Please restate the data exactly, from the first line to the last.

--- START ---

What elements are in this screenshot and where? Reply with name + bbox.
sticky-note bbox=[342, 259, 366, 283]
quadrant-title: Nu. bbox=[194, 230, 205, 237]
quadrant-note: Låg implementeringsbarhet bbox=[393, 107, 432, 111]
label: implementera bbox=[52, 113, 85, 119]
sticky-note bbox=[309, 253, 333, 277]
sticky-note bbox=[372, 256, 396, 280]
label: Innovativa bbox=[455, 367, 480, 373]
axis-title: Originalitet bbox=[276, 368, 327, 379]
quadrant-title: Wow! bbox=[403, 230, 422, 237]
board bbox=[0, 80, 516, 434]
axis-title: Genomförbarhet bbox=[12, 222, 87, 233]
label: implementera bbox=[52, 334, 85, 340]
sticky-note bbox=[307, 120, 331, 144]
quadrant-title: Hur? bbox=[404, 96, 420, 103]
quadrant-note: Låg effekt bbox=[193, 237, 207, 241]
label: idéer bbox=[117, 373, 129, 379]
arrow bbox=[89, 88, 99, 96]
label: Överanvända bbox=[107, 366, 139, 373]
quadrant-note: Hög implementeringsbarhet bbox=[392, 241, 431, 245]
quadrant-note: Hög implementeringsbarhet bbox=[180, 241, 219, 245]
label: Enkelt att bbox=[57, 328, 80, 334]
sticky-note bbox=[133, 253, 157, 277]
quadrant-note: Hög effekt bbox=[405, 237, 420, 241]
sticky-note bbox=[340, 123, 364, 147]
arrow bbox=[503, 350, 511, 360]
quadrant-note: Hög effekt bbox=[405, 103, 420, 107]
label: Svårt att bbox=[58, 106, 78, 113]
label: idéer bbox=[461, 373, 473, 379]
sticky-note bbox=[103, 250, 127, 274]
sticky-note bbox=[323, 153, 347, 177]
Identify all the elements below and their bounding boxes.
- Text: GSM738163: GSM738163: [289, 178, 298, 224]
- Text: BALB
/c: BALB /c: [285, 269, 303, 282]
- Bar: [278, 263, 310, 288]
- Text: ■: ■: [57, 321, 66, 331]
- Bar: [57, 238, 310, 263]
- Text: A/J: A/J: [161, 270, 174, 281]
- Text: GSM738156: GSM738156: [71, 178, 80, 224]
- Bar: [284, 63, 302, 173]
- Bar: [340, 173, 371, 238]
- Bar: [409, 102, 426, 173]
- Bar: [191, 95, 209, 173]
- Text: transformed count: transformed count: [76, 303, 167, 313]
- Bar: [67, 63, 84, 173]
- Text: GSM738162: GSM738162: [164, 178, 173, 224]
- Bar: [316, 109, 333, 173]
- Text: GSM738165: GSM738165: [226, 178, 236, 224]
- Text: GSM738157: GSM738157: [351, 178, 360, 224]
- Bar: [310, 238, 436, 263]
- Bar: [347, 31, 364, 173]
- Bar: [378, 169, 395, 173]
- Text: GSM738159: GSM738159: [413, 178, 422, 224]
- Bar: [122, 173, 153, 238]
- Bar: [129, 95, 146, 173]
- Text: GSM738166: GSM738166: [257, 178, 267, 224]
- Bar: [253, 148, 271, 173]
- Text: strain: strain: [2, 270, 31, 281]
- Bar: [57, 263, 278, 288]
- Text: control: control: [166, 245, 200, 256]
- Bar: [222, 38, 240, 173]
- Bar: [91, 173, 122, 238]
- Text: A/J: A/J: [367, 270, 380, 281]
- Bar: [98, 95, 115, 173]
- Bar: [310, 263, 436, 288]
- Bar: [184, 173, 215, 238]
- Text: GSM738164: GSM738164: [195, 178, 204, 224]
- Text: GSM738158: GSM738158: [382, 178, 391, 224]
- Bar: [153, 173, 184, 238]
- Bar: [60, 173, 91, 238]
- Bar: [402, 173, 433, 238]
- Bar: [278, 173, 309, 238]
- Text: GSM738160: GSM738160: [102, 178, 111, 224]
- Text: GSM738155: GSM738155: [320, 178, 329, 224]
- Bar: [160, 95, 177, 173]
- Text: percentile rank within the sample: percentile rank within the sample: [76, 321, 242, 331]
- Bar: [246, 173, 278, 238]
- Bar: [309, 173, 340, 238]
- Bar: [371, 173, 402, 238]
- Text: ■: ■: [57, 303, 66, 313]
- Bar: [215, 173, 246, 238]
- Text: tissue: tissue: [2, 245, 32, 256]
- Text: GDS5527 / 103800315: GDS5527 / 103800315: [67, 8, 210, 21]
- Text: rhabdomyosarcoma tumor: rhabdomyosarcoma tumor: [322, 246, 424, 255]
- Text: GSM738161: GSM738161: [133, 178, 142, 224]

--- END ---

Output of the exercise:
What elements are in this screenshot and where? Reply with name + bbox.
sticky-note bbox=[342, 259, 366, 283]
quadrant-title: Nu. bbox=[194, 230, 205, 237]
quadrant-note: Låg implementeringsbarhet bbox=[393, 107, 432, 111]
label: implementera bbox=[52, 113, 85, 119]
sticky-note bbox=[309, 253, 333, 277]
sticky-note bbox=[372, 256, 396, 280]
label: Innovativa bbox=[455, 367, 480, 373]
axis-title: Originalitet bbox=[276, 368, 327, 379]
quadrant-title: Wow! bbox=[403, 230, 422, 237]
board bbox=[0, 80, 516, 434]
axis-title: Genomförbarhet bbox=[12, 222, 87, 233]
label: implementera bbox=[52, 334, 85, 340]
sticky-note bbox=[307, 120, 331, 144]
quadrant-title: Hur? bbox=[404, 96, 420, 103]
quadrant-note: Låg effekt bbox=[193, 237, 207, 241]
label: idéer bbox=[117, 373, 129, 379]
arrow bbox=[89, 88, 99, 96]
label: Överanvända bbox=[107, 366, 139, 373]
quadrant-note: Hög implementeringsbarhet bbox=[392, 241, 431, 245]
quadrant-note: Hög implementeringsbarhet bbox=[180, 241, 219, 245]
label: Enkelt att bbox=[57, 328, 80, 334]
sticky-note bbox=[133, 253, 157, 277]
quadrant-note: Hög effekt bbox=[405, 237, 420, 241]
sticky-note bbox=[340, 123, 364, 147]
arrow bbox=[503, 350, 511, 360]
quadrant-note: Hög effekt bbox=[405, 103, 420, 107]
label: Svårt att bbox=[58, 106, 78, 113]
label: idéer bbox=[461, 373, 473, 379]
sticky-note bbox=[103, 250, 127, 274]
sticky-note bbox=[323, 153, 347, 177]
Identify all the elements below and their bounding boxes.
- Text: GSM738163: GSM738163: [289, 178, 298, 224]
- Text: BALB
/c: BALB /c: [285, 269, 303, 282]
- Bar: [278, 263, 310, 288]
- Text: ■: ■: [57, 321, 66, 331]
- Bar: [57, 238, 310, 263]
- Text: A/J: A/J: [161, 270, 174, 281]
- Text: GSM738156: GSM738156: [71, 178, 80, 224]
- Bar: [284, 63, 302, 173]
- Bar: [340, 173, 371, 238]
- Bar: [409, 102, 426, 173]
- Bar: [191, 95, 209, 173]
- Text: transformed count: transformed count: [76, 303, 167, 313]
- Bar: [67, 63, 84, 173]
- Text: GSM738162: GSM738162: [164, 178, 173, 224]
- Bar: [316, 109, 333, 173]
- Text: GSM738165: GSM738165: [226, 178, 236, 224]
- Text: GSM738157: GSM738157: [351, 178, 360, 224]
- Bar: [310, 238, 436, 263]
- Bar: [347, 31, 364, 173]
- Bar: [378, 169, 395, 173]
- Text: GSM738159: GSM738159: [413, 178, 422, 224]
- Bar: [122, 173, 153, 238]
- Bar: [129, 95, 146, 173]
- Text: GSM738166: GSM738166: [257, 178, 267, 224]
- Bar: [253, 148, 271, 173]
- Text: strain: strain: [2, 270, 31, 281]
- Bar: [57, 263, 278, 288]
- Text: control: control: [166, 245, 200, 256]
- Bar: [222, 38, 240, 173]
- Bar: [91, 173, 122, 238]
- Text: A/J: A/J: [367, 270, 380, 281]
- Bar: [98, 95, 115, 173]
- Bar: [310, 263, 436, 288]
- Bar: [184, 173, 215, 238]
- Text: GSM738164: GSM738164: [195, 178, 204, 224]
- Text: GSM738158: GSM738158: [382, 178, 391, 224]
- Bar: [153, 173, 184, 238]
- Bar: [60, 173, 91, 238]
- Bar: [402, 173, 433, 238]
- Bar: [278, 173, 309, 238]
- Text: GSM738160: GSM738160: [102, 178, 111, 224]
- Text: GSM738155: GSM738155: [320, 178, 329, 224]
- Bar: [160, 95, 177, 173]
- Text: percentile rank within the sample: percentile rank within the sample: [76, 321, 242, 331]
- Bar: [246, 173, 278, 238]
- Bar: [309, 173, 340, 238]
- Bar: [371, 173, 402, 238]
- Text: ■: ■: [57, 303, 66, 313]
- Bar: [215, 173, 246, 238]
- Text: tissue: tissue: [2, 245, 32, 256]
- Text: GDS5527 / 103800315: GDS5527 / 103800315: [67, 8, 210, 21]
- Text: rhabdomyosarcoma tumor: rhabdomyosarcoma tumor: [322, 246, 424, 255]
- Text: GSM738161: GSM738161: [133, 178, 142, 224]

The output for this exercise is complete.